Request> Do not include the pictures; repeat the rest of the data exactly.
#### The data
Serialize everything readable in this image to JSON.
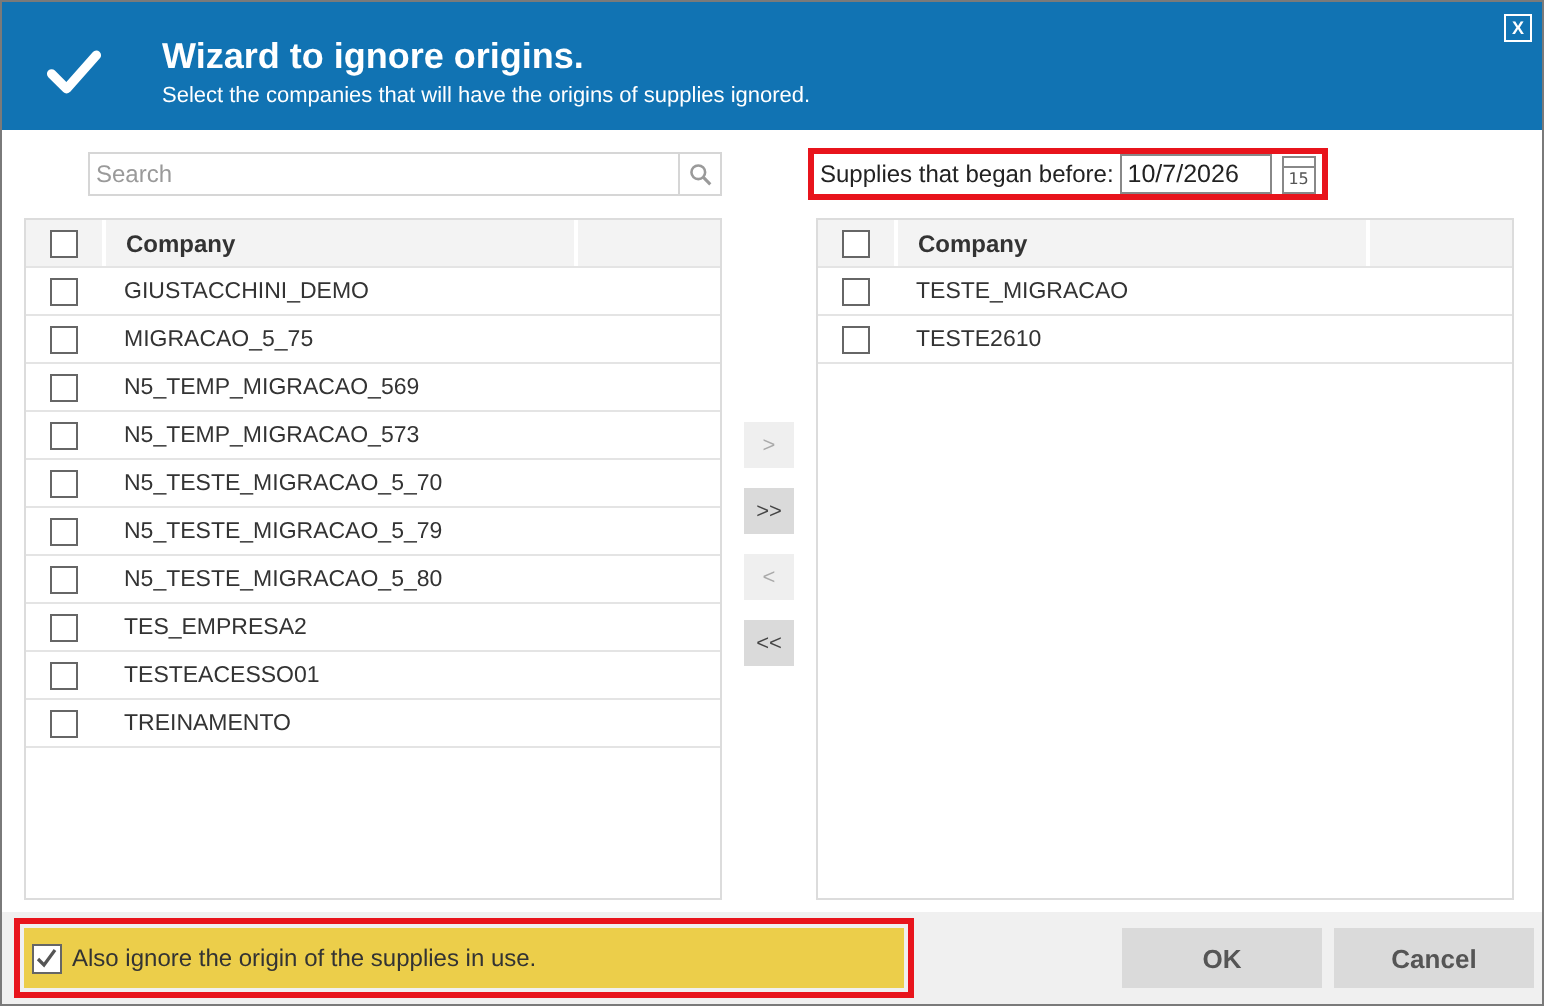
{
  "header": {
    "title": "Wizard to ignore origins.",
    "subtitle": "Select the companies that will have the origins of supplies ignored.",
    "close_label": "X"
  },
  "search": {
    "placeholder": "Search"
  },
  "date_filter": {
    "label": "Supplies that began before:",
    "value": "10/7/2026",
    "calendar_day": "15",
    "highlighted": true
  },
  "left_table": {
    "all_checked": false,
    "columns": [
      "Company"
    ],
    "rows": [
      {
        "company": "GIUSTACCHINI_DEMO",
        "checked": false
      },
      {
        "company": "MIGRACAO_5_75",
        "checked": false
      },
      {
        "company": "N5_TEMP_MIGRACAO_569",
        "checked": false
      },
      {
        "company": "N5_TEMP_MIGRACAO_573",
        "checked": false
      },
      {
        "company": "N5_TESTE_MIGRACAO_5_70",
        "checked": false
      },
      {
        "company": "N5_TESTE_MIGRACAO_5_79",
        "checked": false
      },
      {
        "company": "N5_TESTE_MIGRACAO_5_80",
        "checked": false
      },
      {
        "company": "TES_EMPRESA2",
        "checked": false
      },
      {
        "company": "TESTEACESSO01",
        "checked": false
      },
      {
        "company": "TREINAMENTO",
        "checked": false
      }
    ]
  },
  "move_buttons": [
    {
      "label": ">",
      "disabled": true
    },
    {
      "label": ">>",
      "disabled": false
    },
    {
      "label": "<",
      "disabled": true
    },
    {
      "label": "<<",
      "disabled": false
    }
  ],
  "right_table": {
    "all_checked": false,
    "columns": [
      "Company"
    ],
    "rows": [
      {
        "company": "TESTE_MIGRACAO",
        "checked": false
      },
      {
        "company": "TESTE2610",
        "checked": false
      }
    ]
  },
  "option": {
    "label": "Also ignore the origin of the supplies in use.",
    "checked": true,
    "highlighted": true
  },
  "buttons": [
    {
      "label": "OK"
    },
    {
      "label": "Cancel"
    }
  ]
}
########
Response>
Serialize everything readable in this image to JSON.
{
  "header": {
    "title": "Wizard to ignore origins.",
    "subtitle": "Select the companies that will have the origins of supplies ignored.",
    "close_label": "X"
  },
  "search": {
    "placeholder": "Search"
  },
  "date_filter": {
    "label": "Supplies that began before:",
    "value": "10/7/2026",
    "calendar_day": "15",
    "highlighted": true
  },
  "left_table": {
    "all_checked": false,
    "columns": [
      "Company"
    ],
    "rows": [
      {
        "company": "GIUSTACCHINI_DEMO",
        "checked": false
      },
      {
        "company": "MIGRACAO_5_75",
        "checked": false
      },
      {
        "company": "N5_TEMP_MIGRACAO_569",
        "checked": false
      },
      {
        "company": "N5_TEMP_MIGRACAO_573",
        "checked": false
      },
      {
        "company": "N5_TESTE_MIGRACAO_5_70",
        "checked": false
      },
      {
        "company": "N5_TESTE_MIGRACAO_5_79",
        "checked": false
      },
      {
        "company": "N5_TESTE_MIGRACAO_5_80",
        "checked": false
      },
      {
        "company": "TES_EMPRESA2",
        "checked": false
      },
      {
        "company": "TESTEACESSO01",
        "checked": false
      },
      {
        "company": "TREINAMENTO",
        "checked": false
      }
    ]
  },
  "move_buttons": [
    {
      "label": ">",
      "disabled": true
    },
    {
      "label": ">>",
      "disabled": false
    },
    {
      "label": "<",
      "disabled": true
    },
    {
      "label": "<<",
      "disabled": false
    }
  ],
  "right_table": {
    "all_checked": false,
    "columns": [
      "Company"
    ],
    "rows": [
      {
        "company": "TESTE_MIGRACAO",
        "checked": false
      },
      {
        "company": "TESTE2610",
        "checked": false
      }
    ]
  },
  "option": {
    "label": "Also ignore the origin of the supplies in use.",
    "checked": true,
    "highlighted": true
  },
  "buttons": [
    {
      "label": "OK"
    },
    {
      "label": "Cancel"
    }
  ]
}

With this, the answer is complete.